> **Set problem**:
Copy every line of the material below, character for character, with nothing changed or left out.

> **Material shown**:

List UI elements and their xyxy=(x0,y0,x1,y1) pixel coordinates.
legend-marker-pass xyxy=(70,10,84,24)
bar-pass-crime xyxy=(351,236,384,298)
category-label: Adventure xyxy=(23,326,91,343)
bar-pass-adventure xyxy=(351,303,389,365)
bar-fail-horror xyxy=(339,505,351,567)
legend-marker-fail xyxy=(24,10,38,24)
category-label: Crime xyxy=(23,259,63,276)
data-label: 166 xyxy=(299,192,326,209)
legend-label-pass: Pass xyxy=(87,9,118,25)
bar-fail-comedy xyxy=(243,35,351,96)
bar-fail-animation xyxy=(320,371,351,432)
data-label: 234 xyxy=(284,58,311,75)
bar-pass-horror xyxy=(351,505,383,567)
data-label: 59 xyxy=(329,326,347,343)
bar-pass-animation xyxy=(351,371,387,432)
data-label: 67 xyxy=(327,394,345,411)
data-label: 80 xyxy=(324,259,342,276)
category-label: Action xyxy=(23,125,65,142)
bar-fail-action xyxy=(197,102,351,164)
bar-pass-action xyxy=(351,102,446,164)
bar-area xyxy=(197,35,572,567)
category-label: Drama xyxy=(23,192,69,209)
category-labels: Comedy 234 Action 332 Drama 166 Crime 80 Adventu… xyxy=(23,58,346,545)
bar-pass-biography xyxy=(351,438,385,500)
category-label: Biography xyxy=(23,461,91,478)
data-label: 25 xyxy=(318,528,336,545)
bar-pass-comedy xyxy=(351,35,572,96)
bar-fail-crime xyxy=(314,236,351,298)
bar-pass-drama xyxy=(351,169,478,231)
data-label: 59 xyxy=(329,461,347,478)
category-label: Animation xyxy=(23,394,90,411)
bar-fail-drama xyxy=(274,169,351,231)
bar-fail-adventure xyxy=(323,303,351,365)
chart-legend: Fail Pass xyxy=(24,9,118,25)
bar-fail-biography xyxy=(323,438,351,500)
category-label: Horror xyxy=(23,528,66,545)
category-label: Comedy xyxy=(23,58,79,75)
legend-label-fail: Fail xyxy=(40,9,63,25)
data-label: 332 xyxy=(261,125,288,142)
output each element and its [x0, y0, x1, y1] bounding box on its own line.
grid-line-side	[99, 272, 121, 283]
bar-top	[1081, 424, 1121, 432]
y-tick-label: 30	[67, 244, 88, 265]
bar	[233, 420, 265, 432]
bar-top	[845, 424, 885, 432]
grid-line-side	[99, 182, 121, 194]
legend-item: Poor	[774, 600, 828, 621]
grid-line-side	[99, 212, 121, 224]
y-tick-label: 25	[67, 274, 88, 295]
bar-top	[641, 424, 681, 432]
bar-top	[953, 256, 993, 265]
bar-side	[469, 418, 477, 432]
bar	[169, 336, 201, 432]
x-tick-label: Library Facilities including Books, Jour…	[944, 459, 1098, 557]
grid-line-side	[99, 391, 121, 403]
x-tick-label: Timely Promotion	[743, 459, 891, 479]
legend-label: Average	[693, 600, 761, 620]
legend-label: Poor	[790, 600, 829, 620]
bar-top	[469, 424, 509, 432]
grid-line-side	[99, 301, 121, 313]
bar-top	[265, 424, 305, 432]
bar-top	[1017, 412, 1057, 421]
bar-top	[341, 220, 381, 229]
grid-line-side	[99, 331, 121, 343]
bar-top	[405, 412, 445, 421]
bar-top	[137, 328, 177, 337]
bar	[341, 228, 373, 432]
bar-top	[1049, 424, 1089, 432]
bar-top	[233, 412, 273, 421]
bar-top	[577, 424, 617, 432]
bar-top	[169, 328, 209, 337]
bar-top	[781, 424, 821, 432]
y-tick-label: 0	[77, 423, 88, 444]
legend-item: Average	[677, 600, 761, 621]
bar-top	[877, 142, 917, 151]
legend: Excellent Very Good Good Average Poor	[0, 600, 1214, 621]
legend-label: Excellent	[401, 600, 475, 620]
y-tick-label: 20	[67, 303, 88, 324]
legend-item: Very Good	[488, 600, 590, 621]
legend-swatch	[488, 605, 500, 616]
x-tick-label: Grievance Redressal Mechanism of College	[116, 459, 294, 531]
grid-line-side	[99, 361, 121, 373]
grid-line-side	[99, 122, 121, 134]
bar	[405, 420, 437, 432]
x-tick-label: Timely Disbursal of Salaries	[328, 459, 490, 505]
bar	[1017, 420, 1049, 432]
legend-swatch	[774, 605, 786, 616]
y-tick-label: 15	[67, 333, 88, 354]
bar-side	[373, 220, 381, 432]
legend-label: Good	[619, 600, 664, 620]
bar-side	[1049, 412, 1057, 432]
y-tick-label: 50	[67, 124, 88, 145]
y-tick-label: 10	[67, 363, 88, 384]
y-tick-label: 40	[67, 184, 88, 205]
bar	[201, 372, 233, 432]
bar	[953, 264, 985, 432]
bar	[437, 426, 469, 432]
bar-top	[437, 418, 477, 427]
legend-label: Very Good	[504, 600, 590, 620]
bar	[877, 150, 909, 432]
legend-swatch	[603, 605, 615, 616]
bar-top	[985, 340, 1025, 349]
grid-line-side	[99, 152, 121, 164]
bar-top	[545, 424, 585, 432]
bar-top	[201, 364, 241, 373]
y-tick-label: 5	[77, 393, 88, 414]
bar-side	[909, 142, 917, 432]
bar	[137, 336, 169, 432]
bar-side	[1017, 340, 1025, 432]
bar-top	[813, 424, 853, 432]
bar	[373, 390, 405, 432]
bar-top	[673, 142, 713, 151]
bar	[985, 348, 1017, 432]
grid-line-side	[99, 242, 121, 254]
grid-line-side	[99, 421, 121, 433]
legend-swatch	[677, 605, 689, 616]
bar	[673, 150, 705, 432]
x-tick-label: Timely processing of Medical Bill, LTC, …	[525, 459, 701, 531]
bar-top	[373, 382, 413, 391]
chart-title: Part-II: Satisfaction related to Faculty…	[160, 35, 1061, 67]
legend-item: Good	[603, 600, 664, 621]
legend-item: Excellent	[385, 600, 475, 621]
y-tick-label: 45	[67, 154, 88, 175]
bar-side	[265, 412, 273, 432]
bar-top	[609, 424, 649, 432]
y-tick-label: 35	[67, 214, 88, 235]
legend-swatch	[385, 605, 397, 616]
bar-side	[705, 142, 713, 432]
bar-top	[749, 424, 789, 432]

> **Output of the task**:
List UI elements and their xyxy=(x0,y0,x1,y1) pixel coordinates.
legend-marker-pass xyxy=(70,10,84,24)
bar-pass-crime xyxy=(351,236,384,298)
category-label: Adventure xyxy=(23,326,91,343)
bar-pass-adventure xyxy=(351,303,389,365)
bar-fail-horror xyxy=(339,505,351,567)
legend-marker-fail xyxy=(24,10,38,24)
category-label: Crime xyxy=(23,259,63,276)
data-label: 166 xyxy=(299,192,326,209)
legend-label-pass: Pass xyxy=(87,9,118,25)
bar-fail-comedy xyxy=(243,35,351,96)
bar-fail-animation xyxy=(320,371,351,432)
data-label: 234 xyxy=(284,58,311,75)
bar-pass-horror xyxy=(351,505,383,567)
data-label: 59 xyxy=(329,326,347,343)
bar-pass-animation xyxy=(351,371,387,432)
data-label: 67 xyxy=(327,394,345,411)
data-label: 80 xyxy=(324,259,342,276)
category-label: Action xyxy=(23,125,65,142)
bar-fail-action xyxy=(197,102,351,164)
bar-pass-action xyxy=(351,102,446,164)
bar-area xyxy=(197,35,572,567)
category-label: Drama xyxy=(23,192,69,209)
category-labels: Comedy 234 Action 332 Drama 166 Crime 80 Adventu… xyxy=(23,58,346,545)
bar-pass-biography xyxy=(351,438,385,500)
category-label: Biography xyxy=(23,461,91,478)
data-label: 25 xyxy=(318,528,336,545)
bar-pass-comedy xyxy=(351,35,572,96)
bar-fail-crime xyxy=(314,236,351,298)
bar-pass-drama xyxy=(351,169,478,231)
data-label: 59 xyxy=(329,461,347,478)
category-label: Animation xyxy=(23,394,90,411)
bar-fail-drama xyxy=(274,169,351,231)
bar-fail-adventure xyxy=(323,303,351,365)
chart-legend: Fail Pass xyxy=(24,9,118,25)
bar-fail-biography xyxy=(323,438,351,500)
category-label: Horror xyxy=(23,528,66,545)
category-label: Comedy xyxy=(23,58,79,75)
legend-label-fail: Fail xyxy=(40,9,63,25)
data-label: 332 xyxy=(261,125,288,142)
output each element and its [x0, y0, x1, y1] bounding box on its own line.
grid-line-side	[99, 272, 121, 283]
bar-top	[1081, 424, 1121, 432]
y-tick-label: 30	[67, 244, 88, 265]
bar	[233, 420, 265, 432]
bar-top	[845, 424, 885, 432]
grid-line-side	[99, 182, 121, 194]
legend-item: Poor	[774, 600, 828, 621]
grid-line-side	[99, 212, 121, 224]
y-tick-label: 25	[67, 274, 88, 295]
bar-top	[641, 424, 681, 432]
bar-top	[953, 256, 993, 265]
bar-side	[469, 418, 477, 432]
bar	[169, 336, 201, 432]
x-tick-label: Library Facilities including Books, Jour…	[944, 459, 1098, 557]
grid-line-side	[99, 391, 121, 403]
x-tick-label: Timely Promotion	[743, 459, 891, 479]
legend-label: Average	[693, 600, 761, 620]
legend-label: Poor	[790, 600, 829, 620]
bar-top	[469, 424, 509, 432]
grid-line-side	[99, 301, 121, 313]
bar-top	[265, 424, 305, 432]
bar-top	[1017, 412, 1057, 421]
bar-top	[341, 220, 381, 229]
grid-line-side	[99, 331, 121, 343]
bar-top	[405, 412, 445, 421]
bar-top	[137, 328, 177, 337]
bar	[341, 228, 373, 432]
bar-top	[1049, 424, 1089, 432]
bar-top	[233, 412, 273, 421]
bar-top	[577, 424, 617, 432]
bar-top	[169, 328, 209, 337]
bar-top	[781, 424, 821, 432]
y-tick-label: 0	[77, 423, 88, 444]
legend-item: Average	[677, 600, 761, 621]
bar-top	[877, 142, 917, 151]
legend: Excellent Very Good Good Average Poor	[0, 600, 1214, 621]
legend-label: Excellent	[401, 600, 475, 620]
y-tick-label: 20	[67, 303, 88, 324]
legend-item: Very Good	[488, 600, 590, 621]
legend-swatch	[488, 605, 500, 616]
x-tick-label: Grievance Redressal Mechanism of College	[116, 459, 294, 531]
grid-line-side	[99, 361, 121, 373]
grid-line-side	[99, 122, 121, 134]
bar	[405, 420, 437, 432]
x-tick-label: Timely Disbursal of Salaries	[328, 459, 490, 505]
bar	[1017, 420, 1049, 432]
legend-swatch	[774, 605, 786, 616]
y-tick-label: 15	[67, 333, 88, 354]
bar-side	[373, 220, 381, 432]
legend-label: Good	[619, 600, 664, 620]
bar-side	[1049, 412, 1057, 432]
y-tick-label: 50	[67, 124, 88, 145]
y-tick-label: 10	[67, 363, 88, 384]
y-tick-label: 40	[67, 184, 88, 205]
bar	[201, 372, 233, 432]
bar	[953, 264, 985, 432]
bar	[437, 426, 469, 432]
bar-top	[437, 418, 477, 427]
legend-label: Very Good	[504, 600, 590, 620]
bar	[877, 150, 909, 432]
legend-swatch	[603, 605, 615, 616]
bar-top	[985, 340, 1025, 349]
grid-line-side	[99, 152, 121, 164]
bar-top	[545, 424, 585, 432]
bar-top	[201, 364, 241, 373]
y-tick-label: 5	[77, 393, 88, 414]
bar-side	[909, 142, 917, 432]
bar	[137, 336, 169, 432]
bar-side	[1017, 340, 1025, 432]
bar-top	[813, 424, 853, 432]
bar	[373, 390, 405, 432]
bar-top	[673, 142, 713, 151]
bar	[985, 348, 1017, 432]
grid-line-side	[99, 242, 121, 254]
grid-line-side	[99, 421, 121, 433]
legend-swatch	[677, 605, 689, 616]
bar	[673, 150, 705, 432]
x-tick-label: Timely processing of Medical Bill, LTC, …	[525, 459, 701, 531]
bar-top	[373, 382, 413, 391]
chart-title: Part-II: Satisfaction related to Faculty…	[160, 35, 1061, 67]
legend-item: Good	[603, 600, 664, 621]
legend-item: Excellent	[385, 600, 475, 621]
y-tick-label: 45	[67, 154, 88, 175]
bar-side	[265, 412, 273, 432]
bar-top	[609, 424, 649, 432]
y-tick-label: 35	[67, 214, 88, 235]
legend-swatch	[385, 605, 397, 616]
bar-side	[705, 142, 713, 432]
bar-top	[749, 424, 789, 432]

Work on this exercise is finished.